| Direction |
Locate every line that holds the string "conduct" and copy it.

| Data to use |

-- BEGIN --

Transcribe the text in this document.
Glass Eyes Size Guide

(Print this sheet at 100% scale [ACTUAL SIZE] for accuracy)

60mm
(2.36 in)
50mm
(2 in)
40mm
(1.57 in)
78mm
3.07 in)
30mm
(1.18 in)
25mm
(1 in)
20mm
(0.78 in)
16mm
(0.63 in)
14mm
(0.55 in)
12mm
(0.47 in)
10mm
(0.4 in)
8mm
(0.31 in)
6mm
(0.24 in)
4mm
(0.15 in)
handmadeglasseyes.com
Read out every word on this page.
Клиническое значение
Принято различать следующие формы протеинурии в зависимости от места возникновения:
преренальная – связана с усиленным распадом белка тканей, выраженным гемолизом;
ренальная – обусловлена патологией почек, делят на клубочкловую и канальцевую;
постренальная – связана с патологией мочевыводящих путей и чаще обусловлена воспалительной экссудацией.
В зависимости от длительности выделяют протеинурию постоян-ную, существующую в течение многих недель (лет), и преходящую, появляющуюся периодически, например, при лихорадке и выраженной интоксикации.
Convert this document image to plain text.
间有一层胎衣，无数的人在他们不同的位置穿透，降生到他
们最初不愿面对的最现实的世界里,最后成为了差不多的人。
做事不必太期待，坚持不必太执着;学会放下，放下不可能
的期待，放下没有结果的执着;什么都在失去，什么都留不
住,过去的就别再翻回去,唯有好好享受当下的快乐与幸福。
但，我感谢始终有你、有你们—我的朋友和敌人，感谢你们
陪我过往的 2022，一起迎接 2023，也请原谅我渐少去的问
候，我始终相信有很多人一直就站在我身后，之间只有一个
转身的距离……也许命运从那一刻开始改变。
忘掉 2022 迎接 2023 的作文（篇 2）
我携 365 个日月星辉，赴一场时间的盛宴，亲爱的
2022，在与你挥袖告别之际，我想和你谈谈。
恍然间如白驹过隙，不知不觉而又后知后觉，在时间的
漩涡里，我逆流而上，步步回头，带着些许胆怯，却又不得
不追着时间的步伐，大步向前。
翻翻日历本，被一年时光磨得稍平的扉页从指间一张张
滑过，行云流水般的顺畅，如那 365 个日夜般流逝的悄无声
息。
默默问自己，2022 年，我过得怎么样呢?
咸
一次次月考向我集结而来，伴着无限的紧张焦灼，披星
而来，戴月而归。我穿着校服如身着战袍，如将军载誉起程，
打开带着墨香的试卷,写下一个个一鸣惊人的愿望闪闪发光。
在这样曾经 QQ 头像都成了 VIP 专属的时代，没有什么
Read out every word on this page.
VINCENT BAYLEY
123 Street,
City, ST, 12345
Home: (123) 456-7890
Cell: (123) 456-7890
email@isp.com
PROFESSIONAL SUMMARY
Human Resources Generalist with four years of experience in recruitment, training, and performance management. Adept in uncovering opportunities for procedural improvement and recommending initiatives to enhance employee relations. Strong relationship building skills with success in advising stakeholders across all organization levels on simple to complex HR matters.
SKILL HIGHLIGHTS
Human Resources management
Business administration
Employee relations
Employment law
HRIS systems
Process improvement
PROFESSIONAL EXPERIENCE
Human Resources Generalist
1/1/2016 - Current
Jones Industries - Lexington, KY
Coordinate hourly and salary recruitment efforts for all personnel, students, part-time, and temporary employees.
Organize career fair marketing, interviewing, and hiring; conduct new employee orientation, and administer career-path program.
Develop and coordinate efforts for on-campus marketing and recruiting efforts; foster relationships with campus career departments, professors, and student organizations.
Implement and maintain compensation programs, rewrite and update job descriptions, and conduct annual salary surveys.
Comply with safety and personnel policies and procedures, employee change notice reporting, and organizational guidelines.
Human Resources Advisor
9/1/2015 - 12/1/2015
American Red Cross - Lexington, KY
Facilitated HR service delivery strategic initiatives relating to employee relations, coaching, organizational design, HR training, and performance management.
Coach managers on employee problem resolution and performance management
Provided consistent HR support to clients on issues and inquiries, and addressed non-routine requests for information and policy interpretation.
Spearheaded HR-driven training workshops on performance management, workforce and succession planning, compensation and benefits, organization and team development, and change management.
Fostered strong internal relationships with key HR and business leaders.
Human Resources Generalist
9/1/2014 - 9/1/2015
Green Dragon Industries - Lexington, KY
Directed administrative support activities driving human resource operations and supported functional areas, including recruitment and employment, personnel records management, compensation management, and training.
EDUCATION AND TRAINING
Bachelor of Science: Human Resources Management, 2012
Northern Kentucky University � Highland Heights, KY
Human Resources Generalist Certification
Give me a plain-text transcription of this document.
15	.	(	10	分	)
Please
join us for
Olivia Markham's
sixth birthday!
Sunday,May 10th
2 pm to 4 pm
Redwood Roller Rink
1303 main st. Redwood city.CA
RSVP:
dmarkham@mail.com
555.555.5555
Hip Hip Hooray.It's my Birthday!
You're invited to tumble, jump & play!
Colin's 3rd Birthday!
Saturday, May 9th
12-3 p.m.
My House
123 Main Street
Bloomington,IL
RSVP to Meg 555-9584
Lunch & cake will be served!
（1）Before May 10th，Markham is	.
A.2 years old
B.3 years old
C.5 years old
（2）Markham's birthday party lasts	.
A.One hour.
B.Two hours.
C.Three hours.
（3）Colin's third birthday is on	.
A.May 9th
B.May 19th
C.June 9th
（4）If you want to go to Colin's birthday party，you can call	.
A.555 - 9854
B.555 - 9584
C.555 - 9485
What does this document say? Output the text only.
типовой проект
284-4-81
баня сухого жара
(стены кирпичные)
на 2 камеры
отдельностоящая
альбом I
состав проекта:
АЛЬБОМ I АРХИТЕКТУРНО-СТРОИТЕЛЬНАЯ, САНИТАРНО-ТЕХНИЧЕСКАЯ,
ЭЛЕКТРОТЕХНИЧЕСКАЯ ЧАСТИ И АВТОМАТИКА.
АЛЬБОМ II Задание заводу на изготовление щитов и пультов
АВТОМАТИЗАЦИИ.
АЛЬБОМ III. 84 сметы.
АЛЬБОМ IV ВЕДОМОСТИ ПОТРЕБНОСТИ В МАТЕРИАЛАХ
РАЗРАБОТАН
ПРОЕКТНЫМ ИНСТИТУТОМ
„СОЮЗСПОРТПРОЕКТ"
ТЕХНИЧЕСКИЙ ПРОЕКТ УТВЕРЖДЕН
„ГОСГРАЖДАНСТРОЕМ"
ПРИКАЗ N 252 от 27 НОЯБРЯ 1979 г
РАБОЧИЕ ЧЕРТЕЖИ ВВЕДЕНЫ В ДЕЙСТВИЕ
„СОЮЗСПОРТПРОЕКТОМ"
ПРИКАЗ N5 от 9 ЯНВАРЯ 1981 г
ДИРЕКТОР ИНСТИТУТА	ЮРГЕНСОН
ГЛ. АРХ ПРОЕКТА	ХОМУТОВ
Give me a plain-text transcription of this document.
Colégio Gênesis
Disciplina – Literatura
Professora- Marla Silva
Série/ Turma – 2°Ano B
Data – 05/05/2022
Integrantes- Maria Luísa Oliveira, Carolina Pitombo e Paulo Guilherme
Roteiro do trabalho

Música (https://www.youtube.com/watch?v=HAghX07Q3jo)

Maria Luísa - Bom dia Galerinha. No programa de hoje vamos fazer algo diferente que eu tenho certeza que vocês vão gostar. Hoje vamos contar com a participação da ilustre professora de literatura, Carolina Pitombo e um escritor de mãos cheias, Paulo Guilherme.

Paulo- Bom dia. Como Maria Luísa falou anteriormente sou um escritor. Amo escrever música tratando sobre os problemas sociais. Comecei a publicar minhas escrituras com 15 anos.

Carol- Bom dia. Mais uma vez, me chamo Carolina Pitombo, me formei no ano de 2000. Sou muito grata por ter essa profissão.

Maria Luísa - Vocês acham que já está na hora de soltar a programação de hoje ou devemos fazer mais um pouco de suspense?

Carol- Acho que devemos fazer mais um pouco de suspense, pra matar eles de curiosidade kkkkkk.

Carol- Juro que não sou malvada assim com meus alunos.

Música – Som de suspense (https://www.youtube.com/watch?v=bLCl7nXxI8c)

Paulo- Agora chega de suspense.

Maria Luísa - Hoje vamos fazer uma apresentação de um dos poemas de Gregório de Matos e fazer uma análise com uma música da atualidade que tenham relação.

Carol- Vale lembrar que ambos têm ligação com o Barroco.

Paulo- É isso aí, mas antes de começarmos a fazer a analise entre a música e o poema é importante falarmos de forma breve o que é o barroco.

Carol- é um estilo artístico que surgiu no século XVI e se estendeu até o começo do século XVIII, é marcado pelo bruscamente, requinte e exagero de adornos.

-- END --

| Answer to the exercise |
Organize career fair marketing, interviewing, and hiring; conduct new employee orientation, and administer career-path program.
Implement and maintain compensation programs, rewrite and update job descriptions, and conduct annual salary surveys.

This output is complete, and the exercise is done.